**Short exercise:**
Each entry below is to be printed verbatim.

**Data section:**
______
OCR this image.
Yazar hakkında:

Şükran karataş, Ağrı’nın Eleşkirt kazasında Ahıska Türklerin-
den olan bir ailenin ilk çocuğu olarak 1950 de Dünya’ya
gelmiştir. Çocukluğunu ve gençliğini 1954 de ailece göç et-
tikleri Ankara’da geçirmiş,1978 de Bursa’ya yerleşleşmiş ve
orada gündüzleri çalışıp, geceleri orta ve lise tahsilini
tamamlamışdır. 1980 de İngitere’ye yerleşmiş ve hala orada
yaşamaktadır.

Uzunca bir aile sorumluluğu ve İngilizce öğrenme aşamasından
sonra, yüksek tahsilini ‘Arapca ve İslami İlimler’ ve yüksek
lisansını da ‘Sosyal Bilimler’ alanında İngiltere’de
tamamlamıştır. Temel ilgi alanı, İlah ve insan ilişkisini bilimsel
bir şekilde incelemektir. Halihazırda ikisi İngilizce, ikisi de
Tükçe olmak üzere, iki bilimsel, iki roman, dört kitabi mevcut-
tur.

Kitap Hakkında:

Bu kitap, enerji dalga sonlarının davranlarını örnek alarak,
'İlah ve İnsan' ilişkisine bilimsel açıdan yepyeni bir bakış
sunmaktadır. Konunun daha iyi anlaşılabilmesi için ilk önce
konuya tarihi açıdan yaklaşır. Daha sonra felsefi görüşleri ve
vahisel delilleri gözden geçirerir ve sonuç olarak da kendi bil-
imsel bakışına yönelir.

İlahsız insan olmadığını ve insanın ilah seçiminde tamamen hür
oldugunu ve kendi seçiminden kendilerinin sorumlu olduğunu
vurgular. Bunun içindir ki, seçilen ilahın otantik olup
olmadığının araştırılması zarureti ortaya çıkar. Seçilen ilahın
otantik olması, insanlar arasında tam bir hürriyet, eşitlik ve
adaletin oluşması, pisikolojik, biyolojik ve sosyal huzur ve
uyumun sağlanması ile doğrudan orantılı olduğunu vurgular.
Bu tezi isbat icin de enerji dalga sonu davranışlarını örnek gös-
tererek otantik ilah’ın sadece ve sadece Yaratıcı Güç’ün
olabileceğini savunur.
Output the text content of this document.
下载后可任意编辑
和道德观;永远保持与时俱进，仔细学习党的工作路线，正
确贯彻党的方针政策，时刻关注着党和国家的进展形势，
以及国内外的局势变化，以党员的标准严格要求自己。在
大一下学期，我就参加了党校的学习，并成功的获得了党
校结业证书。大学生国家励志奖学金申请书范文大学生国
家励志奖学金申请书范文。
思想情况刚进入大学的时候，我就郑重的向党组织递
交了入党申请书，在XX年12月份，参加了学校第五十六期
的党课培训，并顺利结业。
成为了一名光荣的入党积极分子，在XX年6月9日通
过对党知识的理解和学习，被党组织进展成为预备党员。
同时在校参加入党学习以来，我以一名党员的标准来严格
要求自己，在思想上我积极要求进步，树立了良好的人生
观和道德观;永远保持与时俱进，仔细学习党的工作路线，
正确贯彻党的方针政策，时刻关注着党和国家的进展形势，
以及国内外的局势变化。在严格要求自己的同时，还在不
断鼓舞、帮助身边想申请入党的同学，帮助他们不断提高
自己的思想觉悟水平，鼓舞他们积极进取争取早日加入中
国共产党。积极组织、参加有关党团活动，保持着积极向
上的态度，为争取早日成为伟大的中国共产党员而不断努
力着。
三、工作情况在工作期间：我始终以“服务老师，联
______
**Final answer:**
OCR this image.
Yazar hakkında:

Şükran karataş, Ağrı’nın Eleşkirt kazasında Ahıska Türklerin-
den olan bir ailenin ilk çocuğu olarak 1950 de Dünya’ya
gelmiştir. Çocukluğunu ve gençliğini 1954 de ailece göç et-
tikleri Ankara’da geçirmiş,1978 de Bursa’ya yerleşleşmiş ve
orada gündüzleri çalışıp, geceleri orta ve lise tahsilini
tamamlamışdır. 1980 de İngitere’ye yerleşmiş ve hala orada
yaşamaktadır.

Uzunca bir aile sorumluluğu ve İngilizce öğrenme aşamasından
sonra, yüksek tahsilini ‘Arapca ve İslami İlimler’ ve yüksek
lisansını da ‘Sosyal Bilimler’ alanında İngiltere’de
tamamlamıştır. Temel ilgi alanı, İlah ve insan ilişkisini bilimsel
bir şekilde incelemektir. Halihazırda ikisi İngilizce, ikisi de
Tükçe olmak üzere, iki bilimsel, iki roman, dört kitabi mevcut-
tur.

Kitap Hakkında:

Bu kitap, enerji dalga sonlarının davranlarını örnek alarak,
'İlah ve İnsan' ilişkisine bilimsel açıdan yepyeni bir bakış
sunmaktadır. Konunun daha iyi anlaşılabilmesi için ilk önce
konuya tarihi açıdan yaklaşır. Daha sonra felsefi görüşleri ve
vahisel delilleri gözden geçirerir ve sonuç olarak da kendi bil-
imsel bakışına yönelir.

İlahsız insan olmadığını ve insanın ilah seçiminde tamamen hür
oldugunu ve kendi seçiminden kendilerinin sorumlu olduğunu
vurgular. Bunun içindir ki, seçilen ilahın otantik olup
olmadığının araştırılması zarureti ortaya çıkar. Seçilen ilahın
otantik olması, insanlar arasında tam bir hürriyet, eşitlik ve
adaletin oluşması, pisikolojik, biyolojik ve sosyal huzur ve
uyumun sağlanması ile doğrudan orantılı olduğunu vurgular.
Bu tezi isbat icin de enerji dalga sonu davranışlarını örnek gös-
tererek otantik ilah’ın sadece ve sadece Yaratıcı Güç’ün
olabileceğini savunur.
Output the text content of this document.
下载后可任意编辑
和道德观;永远保持与时俱进，仔细学习党的工作路线，正
确贯彻党的方针政策，时刻关注着党和国家的进展形势，
以及国内外的局势变化，以党员的标准严格要求自己。在
大一下学期，我就参加了党校的学习，并成功的获得了党
校结业证书。大学生国家励志奖学金申请书范文大学生国
家励志奖学金申请书范文。
思想情况刚进入大学的时候，我就郑重的向党组织递
交了入党申请书，在XX年12月份，参加了学校第五十六期
的党课培训，并顺利结业。
成为了一名光荣的入党积极分子，在XX年6月9日通
过对党知识的理解和学习，被党组织进展成为预备党员。
同时在校参加入党学习以来，我以一名党员的标准来严格
要求自己，在思想上我积极要求进步，树立了良好的人生
观和道德观;永远保持与时俱进，仔细学习党的工作路线，
正确贯彻党的方针政策，时刻关注着党和国家的进展形势，
以及国内外的局势变化。在严格要求自己的同时，还在不
断鼓舞、帮助身边想申请入党的同学，帮助他们不断提高
自己的思想觉悟水平，鼓舞他们积极进取争取早日加入中
国共产党。积极组织、参加有关党团活动，保持着积极向
上的态度，为争取早日成为伟大的中国共产党员而不断努
力着。
三、工作情况在工作期间：我始终以“服务老师，联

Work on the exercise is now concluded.